Review the lines that follow and copy each one that contains the word "territoriali".

━━━━━━━━━━

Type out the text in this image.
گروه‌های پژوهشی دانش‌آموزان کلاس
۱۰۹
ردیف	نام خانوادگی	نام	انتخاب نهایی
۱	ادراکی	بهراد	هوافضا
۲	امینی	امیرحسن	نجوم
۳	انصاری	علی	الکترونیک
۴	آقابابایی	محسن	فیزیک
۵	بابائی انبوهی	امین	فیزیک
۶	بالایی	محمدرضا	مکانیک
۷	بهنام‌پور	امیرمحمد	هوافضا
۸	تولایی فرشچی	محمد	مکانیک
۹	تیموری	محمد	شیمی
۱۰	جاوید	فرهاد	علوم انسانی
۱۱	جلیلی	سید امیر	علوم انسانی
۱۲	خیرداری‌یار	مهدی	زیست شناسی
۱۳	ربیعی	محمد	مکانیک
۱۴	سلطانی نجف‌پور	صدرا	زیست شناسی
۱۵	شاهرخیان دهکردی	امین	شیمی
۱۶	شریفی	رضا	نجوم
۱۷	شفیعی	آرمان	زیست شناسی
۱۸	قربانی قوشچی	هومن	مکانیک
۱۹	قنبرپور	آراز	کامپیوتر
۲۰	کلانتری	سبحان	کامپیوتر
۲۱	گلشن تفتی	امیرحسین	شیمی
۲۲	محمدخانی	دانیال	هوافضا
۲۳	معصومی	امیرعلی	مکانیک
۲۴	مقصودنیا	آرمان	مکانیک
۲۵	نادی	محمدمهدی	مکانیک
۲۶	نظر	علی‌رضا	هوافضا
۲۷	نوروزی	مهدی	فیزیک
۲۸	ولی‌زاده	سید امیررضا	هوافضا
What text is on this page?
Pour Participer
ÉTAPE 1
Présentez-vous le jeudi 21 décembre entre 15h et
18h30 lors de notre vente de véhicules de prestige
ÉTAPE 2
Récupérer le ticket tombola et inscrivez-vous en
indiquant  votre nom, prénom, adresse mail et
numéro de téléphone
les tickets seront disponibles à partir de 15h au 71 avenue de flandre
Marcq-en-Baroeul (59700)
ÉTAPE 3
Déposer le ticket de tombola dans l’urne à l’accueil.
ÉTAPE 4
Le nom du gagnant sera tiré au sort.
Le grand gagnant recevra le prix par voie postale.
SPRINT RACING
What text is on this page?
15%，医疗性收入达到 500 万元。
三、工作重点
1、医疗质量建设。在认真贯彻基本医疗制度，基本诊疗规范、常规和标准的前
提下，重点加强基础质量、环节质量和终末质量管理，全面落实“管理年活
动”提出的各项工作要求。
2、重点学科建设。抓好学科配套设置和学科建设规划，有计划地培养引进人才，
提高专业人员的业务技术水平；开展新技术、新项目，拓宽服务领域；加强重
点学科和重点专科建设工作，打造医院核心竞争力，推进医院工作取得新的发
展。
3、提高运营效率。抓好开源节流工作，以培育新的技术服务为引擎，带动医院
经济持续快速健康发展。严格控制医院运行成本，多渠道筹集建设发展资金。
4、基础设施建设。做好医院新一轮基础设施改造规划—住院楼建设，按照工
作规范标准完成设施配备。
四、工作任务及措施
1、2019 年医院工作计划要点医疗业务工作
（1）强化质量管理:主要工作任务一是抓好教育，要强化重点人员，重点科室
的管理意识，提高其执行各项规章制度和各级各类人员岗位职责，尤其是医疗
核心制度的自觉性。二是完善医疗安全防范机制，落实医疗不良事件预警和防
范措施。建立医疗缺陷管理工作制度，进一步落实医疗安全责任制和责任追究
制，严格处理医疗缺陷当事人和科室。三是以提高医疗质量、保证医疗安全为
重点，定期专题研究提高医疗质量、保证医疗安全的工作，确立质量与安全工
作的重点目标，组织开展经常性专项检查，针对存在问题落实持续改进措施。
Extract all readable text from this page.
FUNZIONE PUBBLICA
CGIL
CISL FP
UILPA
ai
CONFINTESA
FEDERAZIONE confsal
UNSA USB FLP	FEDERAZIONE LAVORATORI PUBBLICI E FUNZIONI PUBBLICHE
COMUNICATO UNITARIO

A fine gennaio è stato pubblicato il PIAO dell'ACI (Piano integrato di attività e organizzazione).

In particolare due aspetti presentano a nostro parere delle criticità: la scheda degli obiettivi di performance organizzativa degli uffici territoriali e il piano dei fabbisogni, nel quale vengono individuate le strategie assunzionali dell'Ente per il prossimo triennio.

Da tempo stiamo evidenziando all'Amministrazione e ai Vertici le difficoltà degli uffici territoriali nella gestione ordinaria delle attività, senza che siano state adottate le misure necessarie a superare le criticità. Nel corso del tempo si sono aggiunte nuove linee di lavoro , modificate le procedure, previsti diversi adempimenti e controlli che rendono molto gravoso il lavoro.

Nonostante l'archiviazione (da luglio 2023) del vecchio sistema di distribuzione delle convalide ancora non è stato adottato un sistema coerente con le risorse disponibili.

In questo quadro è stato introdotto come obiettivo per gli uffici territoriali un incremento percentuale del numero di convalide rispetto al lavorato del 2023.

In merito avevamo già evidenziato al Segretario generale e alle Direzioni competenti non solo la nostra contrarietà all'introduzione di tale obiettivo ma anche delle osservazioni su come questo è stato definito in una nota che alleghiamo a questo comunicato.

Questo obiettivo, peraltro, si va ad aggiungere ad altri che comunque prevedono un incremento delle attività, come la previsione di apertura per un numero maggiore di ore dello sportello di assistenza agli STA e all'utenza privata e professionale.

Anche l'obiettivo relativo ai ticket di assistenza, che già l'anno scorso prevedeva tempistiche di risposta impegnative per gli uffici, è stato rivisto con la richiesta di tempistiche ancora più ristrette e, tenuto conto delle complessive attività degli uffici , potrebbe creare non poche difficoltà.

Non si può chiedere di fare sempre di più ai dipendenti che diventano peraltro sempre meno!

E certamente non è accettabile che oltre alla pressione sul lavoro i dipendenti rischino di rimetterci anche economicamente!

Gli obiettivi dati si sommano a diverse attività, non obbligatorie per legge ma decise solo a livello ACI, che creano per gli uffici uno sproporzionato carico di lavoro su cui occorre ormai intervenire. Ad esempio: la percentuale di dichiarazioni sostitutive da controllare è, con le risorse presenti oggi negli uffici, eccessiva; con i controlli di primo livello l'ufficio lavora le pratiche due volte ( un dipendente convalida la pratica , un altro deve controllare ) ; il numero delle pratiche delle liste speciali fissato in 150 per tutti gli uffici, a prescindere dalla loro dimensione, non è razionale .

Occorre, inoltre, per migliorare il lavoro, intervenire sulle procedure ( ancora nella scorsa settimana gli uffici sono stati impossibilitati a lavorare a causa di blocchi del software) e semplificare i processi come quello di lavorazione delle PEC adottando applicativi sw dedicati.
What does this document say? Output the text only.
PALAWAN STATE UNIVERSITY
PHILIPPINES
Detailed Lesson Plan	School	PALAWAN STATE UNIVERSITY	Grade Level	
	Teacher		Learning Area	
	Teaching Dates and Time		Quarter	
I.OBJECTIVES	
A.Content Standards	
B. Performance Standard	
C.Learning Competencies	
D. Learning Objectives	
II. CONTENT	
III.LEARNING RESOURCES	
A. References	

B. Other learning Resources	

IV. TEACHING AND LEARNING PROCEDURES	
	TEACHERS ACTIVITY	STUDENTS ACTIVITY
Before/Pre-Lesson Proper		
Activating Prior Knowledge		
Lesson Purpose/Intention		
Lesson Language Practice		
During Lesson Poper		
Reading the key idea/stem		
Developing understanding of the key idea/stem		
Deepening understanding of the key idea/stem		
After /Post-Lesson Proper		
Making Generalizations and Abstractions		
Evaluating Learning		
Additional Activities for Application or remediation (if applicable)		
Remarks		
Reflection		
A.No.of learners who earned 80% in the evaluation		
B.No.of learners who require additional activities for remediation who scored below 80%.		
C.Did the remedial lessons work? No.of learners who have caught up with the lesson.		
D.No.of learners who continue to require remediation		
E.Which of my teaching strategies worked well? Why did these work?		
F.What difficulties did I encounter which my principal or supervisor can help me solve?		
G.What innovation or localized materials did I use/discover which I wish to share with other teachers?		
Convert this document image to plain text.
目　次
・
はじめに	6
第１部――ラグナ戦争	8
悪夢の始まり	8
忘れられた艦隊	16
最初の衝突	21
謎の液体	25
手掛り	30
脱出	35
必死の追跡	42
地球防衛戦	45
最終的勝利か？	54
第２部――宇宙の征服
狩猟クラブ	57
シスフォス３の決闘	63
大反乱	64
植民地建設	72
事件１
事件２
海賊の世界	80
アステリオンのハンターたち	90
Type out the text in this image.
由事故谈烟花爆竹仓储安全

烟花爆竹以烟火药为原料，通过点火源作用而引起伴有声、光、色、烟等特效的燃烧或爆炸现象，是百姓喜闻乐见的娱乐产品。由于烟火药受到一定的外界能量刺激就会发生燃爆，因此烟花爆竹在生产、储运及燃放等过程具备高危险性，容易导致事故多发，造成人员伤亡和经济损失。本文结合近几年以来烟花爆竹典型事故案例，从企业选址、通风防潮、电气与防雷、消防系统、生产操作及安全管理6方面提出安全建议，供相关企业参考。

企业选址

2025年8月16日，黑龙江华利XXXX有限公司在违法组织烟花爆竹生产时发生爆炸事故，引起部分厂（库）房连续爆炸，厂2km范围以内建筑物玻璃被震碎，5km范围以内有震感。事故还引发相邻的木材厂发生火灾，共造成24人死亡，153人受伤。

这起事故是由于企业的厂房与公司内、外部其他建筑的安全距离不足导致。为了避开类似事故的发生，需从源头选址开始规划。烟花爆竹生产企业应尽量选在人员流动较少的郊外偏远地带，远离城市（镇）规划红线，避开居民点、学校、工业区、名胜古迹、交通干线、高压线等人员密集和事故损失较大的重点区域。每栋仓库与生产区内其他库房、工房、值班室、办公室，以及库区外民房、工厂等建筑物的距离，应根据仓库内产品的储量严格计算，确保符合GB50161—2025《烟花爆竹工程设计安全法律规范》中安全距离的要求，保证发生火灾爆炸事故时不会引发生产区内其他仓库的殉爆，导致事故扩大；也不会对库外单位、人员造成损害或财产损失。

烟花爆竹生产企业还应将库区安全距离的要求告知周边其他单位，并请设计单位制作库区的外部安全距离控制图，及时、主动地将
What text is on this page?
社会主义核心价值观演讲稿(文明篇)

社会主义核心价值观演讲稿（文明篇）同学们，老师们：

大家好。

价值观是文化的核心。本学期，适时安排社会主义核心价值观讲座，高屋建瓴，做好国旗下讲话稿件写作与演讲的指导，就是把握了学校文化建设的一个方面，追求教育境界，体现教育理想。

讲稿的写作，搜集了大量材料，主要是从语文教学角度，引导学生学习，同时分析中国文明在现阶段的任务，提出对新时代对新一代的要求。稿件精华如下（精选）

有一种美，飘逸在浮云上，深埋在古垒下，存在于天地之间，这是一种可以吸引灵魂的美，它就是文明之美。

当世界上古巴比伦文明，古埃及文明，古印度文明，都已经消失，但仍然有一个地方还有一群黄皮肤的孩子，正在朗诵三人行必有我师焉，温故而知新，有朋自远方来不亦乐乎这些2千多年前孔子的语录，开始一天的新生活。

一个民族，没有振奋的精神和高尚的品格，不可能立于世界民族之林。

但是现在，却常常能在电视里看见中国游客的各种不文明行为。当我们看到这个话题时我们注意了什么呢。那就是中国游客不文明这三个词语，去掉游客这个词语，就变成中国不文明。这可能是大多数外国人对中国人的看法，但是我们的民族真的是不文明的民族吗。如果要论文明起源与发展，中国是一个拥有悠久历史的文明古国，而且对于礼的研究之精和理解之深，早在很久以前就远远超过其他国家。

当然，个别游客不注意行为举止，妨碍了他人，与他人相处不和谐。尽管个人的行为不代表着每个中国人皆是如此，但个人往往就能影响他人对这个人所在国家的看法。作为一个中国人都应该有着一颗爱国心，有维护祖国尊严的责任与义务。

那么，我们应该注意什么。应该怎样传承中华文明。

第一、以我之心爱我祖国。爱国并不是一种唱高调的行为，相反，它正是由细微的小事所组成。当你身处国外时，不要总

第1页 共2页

━━━━━━━━━━

SOLUTION:
In particolare due aspetti presentano a nostro parere delle criticità: la scheda degli obiettivi di performance organizzativa degli uffici territoriali e il piano dei fabbisogni, nel quale vengono individuate le strategie assunzionali dell'Ente per il prossimo triennio.
Da tempo stiamo evidenziando all'Amministrazione e ai Vertici le difficoltà degli uffici territoriali nella gestione ordinaria delle attività, senza che siano state adottate le misure necessarie a superare le criticità. Nel corso del tempo si sono aggiunte nuove linee di lavoro , modificate le procedure, previsti diversi adempimenti e controlli che rendono molto gravoso il lavoro.
In questo quadro è stato introdotto come obiettivo per gli uffici territoriali un incremento percentuale del numero di convalide rispetto al lavorato del 2023.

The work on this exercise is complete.